Return every record verbatim.

┌────────

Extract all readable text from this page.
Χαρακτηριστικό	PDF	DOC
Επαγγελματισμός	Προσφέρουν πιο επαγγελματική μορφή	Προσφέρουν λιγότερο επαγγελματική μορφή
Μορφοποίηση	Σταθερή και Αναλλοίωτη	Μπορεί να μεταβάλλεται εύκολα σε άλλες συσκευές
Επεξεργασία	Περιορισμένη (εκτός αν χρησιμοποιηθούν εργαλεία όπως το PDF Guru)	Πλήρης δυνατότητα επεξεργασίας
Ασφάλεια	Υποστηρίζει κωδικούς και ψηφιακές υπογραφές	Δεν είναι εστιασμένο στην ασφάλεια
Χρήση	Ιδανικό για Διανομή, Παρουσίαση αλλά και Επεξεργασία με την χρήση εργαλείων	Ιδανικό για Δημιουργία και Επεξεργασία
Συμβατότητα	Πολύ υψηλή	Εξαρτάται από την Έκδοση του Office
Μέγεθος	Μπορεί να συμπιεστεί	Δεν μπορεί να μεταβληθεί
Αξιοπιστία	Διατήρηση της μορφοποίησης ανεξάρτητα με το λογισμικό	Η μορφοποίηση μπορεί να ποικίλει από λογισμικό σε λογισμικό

└────────

> Response
Extract all readable text from this page.
Χαρακτηριστικό	PDF	DOC
Επαγγελματισμός	Προσφέρουν πιο επαγγελματική μορφή	Προσφέρουν λιγότερο επαγγελματική μορφή
Μορφοποίηση	Σταθερή και Αναλλοίωτη	Μπορεί να μεταβάλλεται εύκολα σε άλλες συσκευές
Επεξεργασία	Περιορισμένη (εκτός αν χρησιμοποιηθούν εργαλεία όπως το PDF Guru)	Πλήρης δυνατότητα επεξεργασίας
Ασφάλεια	Υποστηρίζει κωδικούς και ψηφιακές υπογραφές	Δεν είναι εστιασμένο στην ασφάλεια
Χρήση	Ιδανικό για Διανομή, Παρουσίαση αλλά και Επεξεργασία με την χρήση εργαλείων	Ιδανικό για Δημιουργία και Επεξεργασία
Συμβατότητα	Πολύ υψηλή	Εξαρτάται από την Έκδοση του Office
Μέγεθος	Μπορεί να συμπιεστεί	Δεν μπορεί να μεταβληθεί
Αξιοπιστία	Διατήρηση της μορφοποίησης ανεξάρτητα με το λογισμικό	Η μορφοποίηση μπορεί να ποικίλει από λογισμικό σε λογισμικό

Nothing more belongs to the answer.